Set down each entry from the block beneath, exactly as written.

========================

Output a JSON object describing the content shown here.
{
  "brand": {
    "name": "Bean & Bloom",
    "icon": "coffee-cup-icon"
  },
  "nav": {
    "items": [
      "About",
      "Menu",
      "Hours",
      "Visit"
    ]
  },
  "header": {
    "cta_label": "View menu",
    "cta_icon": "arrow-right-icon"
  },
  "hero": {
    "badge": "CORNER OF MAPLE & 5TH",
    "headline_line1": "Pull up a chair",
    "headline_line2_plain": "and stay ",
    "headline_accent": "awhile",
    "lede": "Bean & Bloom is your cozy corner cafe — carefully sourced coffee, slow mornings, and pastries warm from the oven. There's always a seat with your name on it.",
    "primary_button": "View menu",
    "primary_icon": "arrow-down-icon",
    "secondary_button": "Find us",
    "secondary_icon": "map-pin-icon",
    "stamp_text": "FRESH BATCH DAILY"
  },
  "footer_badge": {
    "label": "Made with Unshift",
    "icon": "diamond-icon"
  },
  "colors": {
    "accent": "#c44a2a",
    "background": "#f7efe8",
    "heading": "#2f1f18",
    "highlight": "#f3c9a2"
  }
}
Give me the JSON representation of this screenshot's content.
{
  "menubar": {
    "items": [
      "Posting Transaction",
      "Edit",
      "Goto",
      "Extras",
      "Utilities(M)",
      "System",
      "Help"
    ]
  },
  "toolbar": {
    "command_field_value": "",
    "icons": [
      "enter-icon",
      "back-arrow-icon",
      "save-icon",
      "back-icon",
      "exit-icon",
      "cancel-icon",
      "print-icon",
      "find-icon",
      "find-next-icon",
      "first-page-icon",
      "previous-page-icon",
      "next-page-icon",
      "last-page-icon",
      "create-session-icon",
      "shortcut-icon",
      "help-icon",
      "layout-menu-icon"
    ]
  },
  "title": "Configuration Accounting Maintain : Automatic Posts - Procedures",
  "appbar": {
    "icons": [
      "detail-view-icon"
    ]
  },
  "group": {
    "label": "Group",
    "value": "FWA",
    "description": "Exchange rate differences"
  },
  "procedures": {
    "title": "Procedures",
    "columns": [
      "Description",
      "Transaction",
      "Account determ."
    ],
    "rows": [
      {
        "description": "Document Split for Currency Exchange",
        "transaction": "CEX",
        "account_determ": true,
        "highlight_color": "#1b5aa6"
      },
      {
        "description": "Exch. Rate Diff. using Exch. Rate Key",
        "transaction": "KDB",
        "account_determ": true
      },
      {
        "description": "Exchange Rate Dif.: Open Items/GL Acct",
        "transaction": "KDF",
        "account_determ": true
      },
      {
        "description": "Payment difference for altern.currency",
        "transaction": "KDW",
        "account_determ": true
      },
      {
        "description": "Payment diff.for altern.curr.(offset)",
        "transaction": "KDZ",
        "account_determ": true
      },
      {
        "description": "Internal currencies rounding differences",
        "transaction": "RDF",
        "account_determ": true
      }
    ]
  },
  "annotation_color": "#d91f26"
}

========================

Output for this task>
Output a JSON object describing the content shown here.
{
  "brand": {
    "name": "Bean & Bloom",
    "icon": "coffee-cup-icon"
  },
  "nav": {
    "items": [
      "About",
      "Menu",
      "Hours",
      "Visit"
    ]
  },
  "header": {
    "cta_label": "View menu",
    "cta_icon": "arrow-right-icon"
  },
  "hero": {
    "badge": "CORNER OF MAPLE & 5TH",
    "headline_line1": "Pull up a chair",
    "headline_line2_plain": "and stay ",
    "headline_accent": "awhile",
    "lede": "Bean & Bloom is your cozy corner cafe — carefully sourced coffee, slow mornings, and pastries warm from the oven. There's always a seat with your name on it.",
    "primary_button": "View menu",
    "primary_icon": "arrow-down-icon",
    "secondary_button": "Find us",
    "secondary_icon": "map-pin-icon",
    "stamp_text": "FRESH BATCH DAILY"
  },
  "footer_badge": {
    "label": "Made with Unshift",
    "icon": "diamond-icon"
  },
  "colors": {
    "accent": "#c44a2a",
    "background": "#f7efe8",
    "heading": "#2f1f18",
    "highlight": "#f3c9a2"
  }
}
Give me the JSON representation of this screenshot's content.
{
  "menubar": {
    "items": [
      "Posting Transaction",
      "Edit",
      "Goto",
      "Extras",
      "Utilities(M)",
      "System",
      "Help"
    ]
  },
  "toolbar": {
    "command_field_value": "",
    "icons": [
      "enter-icon",
      "back-arrow-icon",
      "save-icon",
      "back-icon",
      "exit-icon",
      "cancel-icon",
      "print-icon",
      "find-icon",
      "find-next-icon",
      "first-page-icon",
      "previous-page-icon",
      "next-page-icon",
      "last-page-icon",
      "create-session-icon",
      "shortcut-icon",
      "help-icon",
      "layout-menu-icon"
    ]
  },
  "title": "Configuration Accounting Maintain : Automatic Posts - Procedures",
  "appbar": {
    "icons": [
      "detail-view-icon"
    ]
  },
  "group": {
    "label": "Group",
    "value": "FWA",
    "description": "Exchange rate differences"
  },
  "procedures": {
    "title": "Procedures",
    "columns": [
      "Description",
      "Transaction",
      "Account determ."
    ],
    "rows": [
      {
        "description": "Document Split for Currency Exchange",
        "transaction": "CEX",
        "account_determ": true,
        "highlight_color": "#1b5aa6"
      },
      {
        "description": "Exch. Rate Diff. using Exch. Rate Key",
        "transaction": "KDB",
        "account_determ": true
      },
      {
        "description": "Exchange Rate Dif.: Open Items/GL Acct",
        "transaction": "KDF",
        "account_determ": true
      },
      {
        "description": "Payment difference for altern.currency",
        "transaction": "KDW",
        "account_determ": true
      },
      {
        "description": "Payment diff.for altern.curr.(offset)",
        "transaction": "KDZ",
        "account_determ": true
      },
      {
        "description": "Internal currencies rounding differences",
        "transaction": "RDF",
        "account_determ": true
      }
    ]
  },
  "annotation_color": "#d91f26"
}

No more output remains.